## What is expected
Should a line below contain the word "misma", report it.

## Entries provided
------

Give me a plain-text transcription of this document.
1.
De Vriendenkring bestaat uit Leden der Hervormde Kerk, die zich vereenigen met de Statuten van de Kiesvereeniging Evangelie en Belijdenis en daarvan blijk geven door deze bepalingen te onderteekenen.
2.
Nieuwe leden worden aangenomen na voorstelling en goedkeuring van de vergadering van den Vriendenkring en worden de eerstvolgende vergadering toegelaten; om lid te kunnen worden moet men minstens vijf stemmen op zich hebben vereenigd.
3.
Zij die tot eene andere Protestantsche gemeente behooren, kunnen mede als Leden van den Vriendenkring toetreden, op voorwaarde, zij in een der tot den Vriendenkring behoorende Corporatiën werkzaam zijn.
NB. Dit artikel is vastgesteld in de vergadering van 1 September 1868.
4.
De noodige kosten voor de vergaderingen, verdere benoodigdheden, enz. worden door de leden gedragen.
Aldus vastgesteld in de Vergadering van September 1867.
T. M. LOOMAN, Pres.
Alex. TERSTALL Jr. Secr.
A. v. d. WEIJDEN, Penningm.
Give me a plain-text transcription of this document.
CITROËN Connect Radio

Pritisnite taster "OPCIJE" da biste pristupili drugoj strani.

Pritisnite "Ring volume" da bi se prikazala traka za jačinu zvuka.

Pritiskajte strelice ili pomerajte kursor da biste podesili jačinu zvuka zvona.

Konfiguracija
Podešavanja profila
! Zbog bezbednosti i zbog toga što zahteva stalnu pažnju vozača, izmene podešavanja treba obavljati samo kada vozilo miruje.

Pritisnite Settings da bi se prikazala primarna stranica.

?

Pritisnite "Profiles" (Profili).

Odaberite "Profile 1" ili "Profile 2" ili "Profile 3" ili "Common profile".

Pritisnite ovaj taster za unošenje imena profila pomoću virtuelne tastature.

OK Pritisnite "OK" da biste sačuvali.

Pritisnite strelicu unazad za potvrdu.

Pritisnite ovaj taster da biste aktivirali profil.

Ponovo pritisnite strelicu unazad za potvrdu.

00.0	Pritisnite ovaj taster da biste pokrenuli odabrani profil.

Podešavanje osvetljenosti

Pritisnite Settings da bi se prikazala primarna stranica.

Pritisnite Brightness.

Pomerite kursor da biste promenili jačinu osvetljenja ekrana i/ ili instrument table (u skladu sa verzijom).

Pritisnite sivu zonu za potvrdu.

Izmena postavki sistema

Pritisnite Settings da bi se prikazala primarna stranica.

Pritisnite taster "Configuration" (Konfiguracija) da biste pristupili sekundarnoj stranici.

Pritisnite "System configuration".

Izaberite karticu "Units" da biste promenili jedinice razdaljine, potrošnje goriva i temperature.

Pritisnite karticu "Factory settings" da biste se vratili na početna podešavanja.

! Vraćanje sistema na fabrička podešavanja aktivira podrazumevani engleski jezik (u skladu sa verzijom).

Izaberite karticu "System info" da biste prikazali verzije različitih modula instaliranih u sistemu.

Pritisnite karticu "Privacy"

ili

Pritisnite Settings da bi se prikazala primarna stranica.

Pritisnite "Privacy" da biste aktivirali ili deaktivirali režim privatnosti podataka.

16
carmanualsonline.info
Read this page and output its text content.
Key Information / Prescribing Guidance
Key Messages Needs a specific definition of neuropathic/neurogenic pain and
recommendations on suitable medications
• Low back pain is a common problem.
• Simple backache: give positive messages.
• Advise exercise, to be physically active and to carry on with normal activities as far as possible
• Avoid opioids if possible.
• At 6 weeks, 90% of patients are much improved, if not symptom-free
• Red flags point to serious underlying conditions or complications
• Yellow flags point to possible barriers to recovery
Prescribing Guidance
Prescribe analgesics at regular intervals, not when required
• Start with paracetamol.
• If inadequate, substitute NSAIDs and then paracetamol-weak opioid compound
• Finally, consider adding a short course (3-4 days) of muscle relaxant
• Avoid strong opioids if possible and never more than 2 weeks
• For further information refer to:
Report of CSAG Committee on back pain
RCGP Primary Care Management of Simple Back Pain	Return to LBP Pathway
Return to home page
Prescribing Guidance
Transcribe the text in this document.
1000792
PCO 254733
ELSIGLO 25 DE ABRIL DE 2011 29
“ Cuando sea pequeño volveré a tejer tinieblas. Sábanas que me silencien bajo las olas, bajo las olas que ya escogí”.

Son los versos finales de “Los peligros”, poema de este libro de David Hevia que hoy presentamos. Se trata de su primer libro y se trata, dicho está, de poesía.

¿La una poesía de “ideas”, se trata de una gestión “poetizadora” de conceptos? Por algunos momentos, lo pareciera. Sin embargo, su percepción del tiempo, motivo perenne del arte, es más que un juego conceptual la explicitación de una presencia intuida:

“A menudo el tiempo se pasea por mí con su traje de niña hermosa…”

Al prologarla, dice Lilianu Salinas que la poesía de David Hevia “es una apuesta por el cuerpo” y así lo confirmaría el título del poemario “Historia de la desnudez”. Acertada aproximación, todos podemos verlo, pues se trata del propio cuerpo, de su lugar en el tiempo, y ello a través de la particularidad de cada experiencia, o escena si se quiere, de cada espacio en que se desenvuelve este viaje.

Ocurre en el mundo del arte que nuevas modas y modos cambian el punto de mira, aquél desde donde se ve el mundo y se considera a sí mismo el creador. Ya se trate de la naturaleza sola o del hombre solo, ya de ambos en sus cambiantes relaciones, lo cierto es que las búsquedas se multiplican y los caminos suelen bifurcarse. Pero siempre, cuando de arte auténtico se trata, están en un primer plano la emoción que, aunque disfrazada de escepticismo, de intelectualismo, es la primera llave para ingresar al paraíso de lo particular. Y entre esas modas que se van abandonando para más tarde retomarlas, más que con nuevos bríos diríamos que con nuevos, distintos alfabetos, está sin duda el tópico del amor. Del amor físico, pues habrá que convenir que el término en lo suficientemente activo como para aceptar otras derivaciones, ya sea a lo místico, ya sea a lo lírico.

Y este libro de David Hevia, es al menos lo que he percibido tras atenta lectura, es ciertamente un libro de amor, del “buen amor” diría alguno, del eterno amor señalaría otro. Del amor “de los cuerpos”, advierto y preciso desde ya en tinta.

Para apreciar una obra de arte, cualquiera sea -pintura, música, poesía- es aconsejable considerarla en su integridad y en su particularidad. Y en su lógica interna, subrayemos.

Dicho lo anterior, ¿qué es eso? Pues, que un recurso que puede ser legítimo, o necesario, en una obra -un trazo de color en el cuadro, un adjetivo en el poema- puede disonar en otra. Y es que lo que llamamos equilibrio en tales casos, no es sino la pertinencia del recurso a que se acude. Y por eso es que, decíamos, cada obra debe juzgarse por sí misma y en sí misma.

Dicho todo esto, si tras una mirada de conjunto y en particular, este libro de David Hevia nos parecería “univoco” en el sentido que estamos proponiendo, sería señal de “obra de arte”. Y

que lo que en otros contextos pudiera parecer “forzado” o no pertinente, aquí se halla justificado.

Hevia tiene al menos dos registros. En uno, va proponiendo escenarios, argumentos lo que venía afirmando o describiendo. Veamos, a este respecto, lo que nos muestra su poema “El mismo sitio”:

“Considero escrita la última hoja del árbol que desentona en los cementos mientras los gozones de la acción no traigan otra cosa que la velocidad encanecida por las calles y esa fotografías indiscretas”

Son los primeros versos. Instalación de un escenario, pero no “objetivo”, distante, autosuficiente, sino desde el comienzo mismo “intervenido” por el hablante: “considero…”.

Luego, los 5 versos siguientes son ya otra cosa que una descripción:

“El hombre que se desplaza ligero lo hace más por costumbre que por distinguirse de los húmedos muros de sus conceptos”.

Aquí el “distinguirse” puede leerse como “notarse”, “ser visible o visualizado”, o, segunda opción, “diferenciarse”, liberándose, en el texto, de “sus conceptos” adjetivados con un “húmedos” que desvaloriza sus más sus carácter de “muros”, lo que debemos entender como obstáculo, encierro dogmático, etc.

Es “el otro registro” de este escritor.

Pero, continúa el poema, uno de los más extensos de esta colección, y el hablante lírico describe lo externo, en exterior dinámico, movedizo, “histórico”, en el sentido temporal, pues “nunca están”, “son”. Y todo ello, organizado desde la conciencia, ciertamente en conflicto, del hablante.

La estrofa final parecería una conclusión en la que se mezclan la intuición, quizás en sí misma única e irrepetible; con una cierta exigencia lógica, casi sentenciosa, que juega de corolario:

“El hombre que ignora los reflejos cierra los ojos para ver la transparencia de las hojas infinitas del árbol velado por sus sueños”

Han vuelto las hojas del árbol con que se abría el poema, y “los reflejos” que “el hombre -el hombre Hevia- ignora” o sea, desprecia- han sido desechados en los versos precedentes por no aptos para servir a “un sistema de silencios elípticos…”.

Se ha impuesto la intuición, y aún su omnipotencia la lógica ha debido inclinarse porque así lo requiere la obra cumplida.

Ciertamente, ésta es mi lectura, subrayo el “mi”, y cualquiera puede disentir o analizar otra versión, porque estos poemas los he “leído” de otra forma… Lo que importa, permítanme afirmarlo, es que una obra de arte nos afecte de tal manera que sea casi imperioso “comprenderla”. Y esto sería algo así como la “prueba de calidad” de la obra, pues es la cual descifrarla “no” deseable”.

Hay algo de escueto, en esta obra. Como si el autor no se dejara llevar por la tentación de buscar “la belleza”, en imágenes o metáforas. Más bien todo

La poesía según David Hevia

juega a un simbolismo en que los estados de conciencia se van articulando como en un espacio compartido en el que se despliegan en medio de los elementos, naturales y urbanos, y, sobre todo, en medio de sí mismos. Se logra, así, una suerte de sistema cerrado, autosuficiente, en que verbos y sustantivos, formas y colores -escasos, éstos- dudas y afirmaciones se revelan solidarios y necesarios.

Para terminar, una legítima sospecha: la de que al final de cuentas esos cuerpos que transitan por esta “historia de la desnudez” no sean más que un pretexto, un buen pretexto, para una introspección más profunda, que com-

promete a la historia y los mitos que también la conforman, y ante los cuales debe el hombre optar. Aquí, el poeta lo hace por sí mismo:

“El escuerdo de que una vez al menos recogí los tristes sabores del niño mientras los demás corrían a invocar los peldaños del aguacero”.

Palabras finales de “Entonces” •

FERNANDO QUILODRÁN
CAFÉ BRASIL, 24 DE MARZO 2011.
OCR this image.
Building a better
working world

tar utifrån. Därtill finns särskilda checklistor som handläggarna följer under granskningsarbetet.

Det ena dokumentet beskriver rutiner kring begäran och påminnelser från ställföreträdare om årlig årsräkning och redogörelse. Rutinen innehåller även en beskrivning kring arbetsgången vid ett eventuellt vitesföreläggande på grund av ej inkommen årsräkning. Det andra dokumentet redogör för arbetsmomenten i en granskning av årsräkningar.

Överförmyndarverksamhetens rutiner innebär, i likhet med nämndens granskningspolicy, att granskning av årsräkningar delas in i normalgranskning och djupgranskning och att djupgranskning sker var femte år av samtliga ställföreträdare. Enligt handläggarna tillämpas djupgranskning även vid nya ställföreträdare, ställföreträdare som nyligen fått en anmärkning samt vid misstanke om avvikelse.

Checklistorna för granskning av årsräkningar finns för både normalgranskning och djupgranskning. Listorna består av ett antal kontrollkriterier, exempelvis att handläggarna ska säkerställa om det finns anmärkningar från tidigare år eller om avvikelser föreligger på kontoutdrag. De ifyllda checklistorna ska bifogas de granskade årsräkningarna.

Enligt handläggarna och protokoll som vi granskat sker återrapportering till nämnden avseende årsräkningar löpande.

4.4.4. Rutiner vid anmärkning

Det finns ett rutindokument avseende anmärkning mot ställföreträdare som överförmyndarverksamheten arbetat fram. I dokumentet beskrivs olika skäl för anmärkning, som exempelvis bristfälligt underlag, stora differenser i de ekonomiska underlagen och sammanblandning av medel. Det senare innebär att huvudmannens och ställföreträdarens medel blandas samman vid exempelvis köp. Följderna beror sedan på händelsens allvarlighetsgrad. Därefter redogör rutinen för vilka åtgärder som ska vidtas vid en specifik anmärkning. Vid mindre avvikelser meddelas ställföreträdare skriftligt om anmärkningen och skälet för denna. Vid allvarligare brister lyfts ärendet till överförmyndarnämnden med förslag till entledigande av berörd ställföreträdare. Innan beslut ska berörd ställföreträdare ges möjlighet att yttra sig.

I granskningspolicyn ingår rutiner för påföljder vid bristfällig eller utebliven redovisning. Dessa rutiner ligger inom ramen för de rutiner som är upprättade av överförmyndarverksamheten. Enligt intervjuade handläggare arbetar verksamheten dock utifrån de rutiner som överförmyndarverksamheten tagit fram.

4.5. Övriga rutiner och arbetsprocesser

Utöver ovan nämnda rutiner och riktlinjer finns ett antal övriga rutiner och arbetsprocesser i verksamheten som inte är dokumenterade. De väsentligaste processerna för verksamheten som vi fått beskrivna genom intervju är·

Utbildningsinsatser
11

------

## Answer section
Dicho lo anterior, ¿qué es eso? Pues, que un recurso que puede ser legítimo, o necesario, en una obra -un trazo de color en el cuadro, un adjetivo en el poema- puede disonar en otra. Y es que lo que llamamos equilibrio en tales casos, no es sino la pertinencia del recurso a que se acude. Y por eso es que, decíamos, cada obra debe juzgarse por sí misma y en sí misma.
La estrofa final parecería una conclusión en la que se mezclan la intuición, quizás en sí misma única e irrepetible; con una cierta exigencia lógica, casi sentenciosa, que juega de corolario:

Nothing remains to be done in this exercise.